(Collection entries)
╔══

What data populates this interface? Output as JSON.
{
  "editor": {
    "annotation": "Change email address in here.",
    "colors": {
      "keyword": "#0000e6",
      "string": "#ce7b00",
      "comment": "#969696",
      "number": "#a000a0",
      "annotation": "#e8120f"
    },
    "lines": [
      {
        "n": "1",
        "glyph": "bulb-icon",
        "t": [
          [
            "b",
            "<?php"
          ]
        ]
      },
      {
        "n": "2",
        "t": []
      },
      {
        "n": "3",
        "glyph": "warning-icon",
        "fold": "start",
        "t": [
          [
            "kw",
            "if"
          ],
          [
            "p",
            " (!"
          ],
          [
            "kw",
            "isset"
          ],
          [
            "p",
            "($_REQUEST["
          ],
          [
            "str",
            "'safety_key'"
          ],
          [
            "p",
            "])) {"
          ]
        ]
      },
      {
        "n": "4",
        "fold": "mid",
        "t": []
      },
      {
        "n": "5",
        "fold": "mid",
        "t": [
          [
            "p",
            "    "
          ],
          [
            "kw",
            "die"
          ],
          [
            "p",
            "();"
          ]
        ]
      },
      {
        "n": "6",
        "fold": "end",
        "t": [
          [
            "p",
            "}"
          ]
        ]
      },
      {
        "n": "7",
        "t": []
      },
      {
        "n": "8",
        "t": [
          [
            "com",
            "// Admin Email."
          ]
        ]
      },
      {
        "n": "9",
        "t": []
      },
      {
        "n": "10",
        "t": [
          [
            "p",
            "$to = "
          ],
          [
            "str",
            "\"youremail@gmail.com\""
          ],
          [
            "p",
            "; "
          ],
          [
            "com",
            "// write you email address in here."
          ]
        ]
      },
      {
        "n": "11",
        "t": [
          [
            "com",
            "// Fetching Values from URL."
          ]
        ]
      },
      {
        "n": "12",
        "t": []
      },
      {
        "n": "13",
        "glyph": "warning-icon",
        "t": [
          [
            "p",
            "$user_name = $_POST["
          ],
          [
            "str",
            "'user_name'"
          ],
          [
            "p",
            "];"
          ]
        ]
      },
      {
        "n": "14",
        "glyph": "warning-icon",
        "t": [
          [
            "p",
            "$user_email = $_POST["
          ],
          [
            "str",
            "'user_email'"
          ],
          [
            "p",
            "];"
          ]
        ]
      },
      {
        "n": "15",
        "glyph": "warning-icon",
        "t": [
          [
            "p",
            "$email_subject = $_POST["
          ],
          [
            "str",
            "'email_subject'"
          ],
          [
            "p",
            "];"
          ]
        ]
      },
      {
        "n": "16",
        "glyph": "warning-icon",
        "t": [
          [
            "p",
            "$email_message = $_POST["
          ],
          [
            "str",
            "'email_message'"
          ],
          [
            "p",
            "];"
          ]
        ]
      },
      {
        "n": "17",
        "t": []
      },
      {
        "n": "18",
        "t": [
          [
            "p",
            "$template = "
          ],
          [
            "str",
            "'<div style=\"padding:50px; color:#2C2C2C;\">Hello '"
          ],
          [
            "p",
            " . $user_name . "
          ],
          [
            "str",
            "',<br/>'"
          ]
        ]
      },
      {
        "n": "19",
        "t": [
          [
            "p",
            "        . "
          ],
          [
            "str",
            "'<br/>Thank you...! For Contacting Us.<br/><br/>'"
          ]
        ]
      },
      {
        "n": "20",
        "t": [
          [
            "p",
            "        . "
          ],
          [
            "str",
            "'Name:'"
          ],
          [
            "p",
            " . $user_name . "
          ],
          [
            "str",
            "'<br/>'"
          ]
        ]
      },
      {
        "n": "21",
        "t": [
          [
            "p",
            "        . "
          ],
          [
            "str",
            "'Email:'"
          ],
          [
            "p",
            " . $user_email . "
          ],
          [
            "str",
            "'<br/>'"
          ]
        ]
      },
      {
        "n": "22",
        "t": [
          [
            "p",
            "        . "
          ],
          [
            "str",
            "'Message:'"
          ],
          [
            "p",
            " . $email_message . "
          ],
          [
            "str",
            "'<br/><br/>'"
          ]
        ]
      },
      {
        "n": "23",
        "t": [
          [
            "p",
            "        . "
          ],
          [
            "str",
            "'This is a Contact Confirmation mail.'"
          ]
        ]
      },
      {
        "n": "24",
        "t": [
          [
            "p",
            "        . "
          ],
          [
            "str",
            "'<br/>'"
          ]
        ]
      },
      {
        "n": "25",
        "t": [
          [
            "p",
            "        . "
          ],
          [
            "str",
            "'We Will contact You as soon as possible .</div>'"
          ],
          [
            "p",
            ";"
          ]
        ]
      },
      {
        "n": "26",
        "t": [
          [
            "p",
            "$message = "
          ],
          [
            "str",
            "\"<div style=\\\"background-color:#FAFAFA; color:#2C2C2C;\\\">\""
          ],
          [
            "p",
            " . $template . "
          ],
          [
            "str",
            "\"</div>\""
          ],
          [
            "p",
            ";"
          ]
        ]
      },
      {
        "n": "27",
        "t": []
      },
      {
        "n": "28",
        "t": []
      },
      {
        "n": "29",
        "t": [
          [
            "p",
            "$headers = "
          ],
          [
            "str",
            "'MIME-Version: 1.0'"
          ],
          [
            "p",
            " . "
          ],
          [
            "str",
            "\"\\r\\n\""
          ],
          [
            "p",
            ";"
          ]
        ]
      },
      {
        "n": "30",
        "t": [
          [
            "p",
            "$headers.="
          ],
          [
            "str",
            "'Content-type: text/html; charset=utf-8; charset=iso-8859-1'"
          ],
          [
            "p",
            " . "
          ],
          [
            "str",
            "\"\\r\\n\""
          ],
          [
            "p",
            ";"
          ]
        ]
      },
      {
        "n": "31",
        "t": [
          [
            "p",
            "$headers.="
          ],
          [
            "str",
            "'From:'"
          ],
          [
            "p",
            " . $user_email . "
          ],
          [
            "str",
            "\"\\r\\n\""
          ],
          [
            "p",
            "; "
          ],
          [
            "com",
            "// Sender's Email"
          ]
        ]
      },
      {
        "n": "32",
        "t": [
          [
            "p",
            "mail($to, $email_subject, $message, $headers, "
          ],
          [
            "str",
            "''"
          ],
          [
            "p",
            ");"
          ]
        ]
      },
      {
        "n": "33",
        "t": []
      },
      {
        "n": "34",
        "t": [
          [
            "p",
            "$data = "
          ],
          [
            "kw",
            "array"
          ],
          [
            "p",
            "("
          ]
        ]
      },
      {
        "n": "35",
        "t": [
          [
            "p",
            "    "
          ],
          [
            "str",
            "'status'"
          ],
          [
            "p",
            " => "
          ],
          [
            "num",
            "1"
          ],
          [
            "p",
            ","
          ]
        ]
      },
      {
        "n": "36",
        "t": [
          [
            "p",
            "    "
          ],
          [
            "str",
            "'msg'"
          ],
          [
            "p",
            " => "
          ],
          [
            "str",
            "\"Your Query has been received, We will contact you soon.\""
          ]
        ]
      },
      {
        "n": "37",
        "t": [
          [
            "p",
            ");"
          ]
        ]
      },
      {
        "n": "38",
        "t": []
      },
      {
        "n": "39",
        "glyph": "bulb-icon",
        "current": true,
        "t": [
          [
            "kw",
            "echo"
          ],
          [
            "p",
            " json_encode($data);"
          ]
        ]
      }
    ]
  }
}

╚══

Identify each line in the records above that contains the word "headers", and copy it out in full.

            "$headers = "
            "$headers.="
            "$headers.="
            "mail($to, $email_subject, $message, $headers, "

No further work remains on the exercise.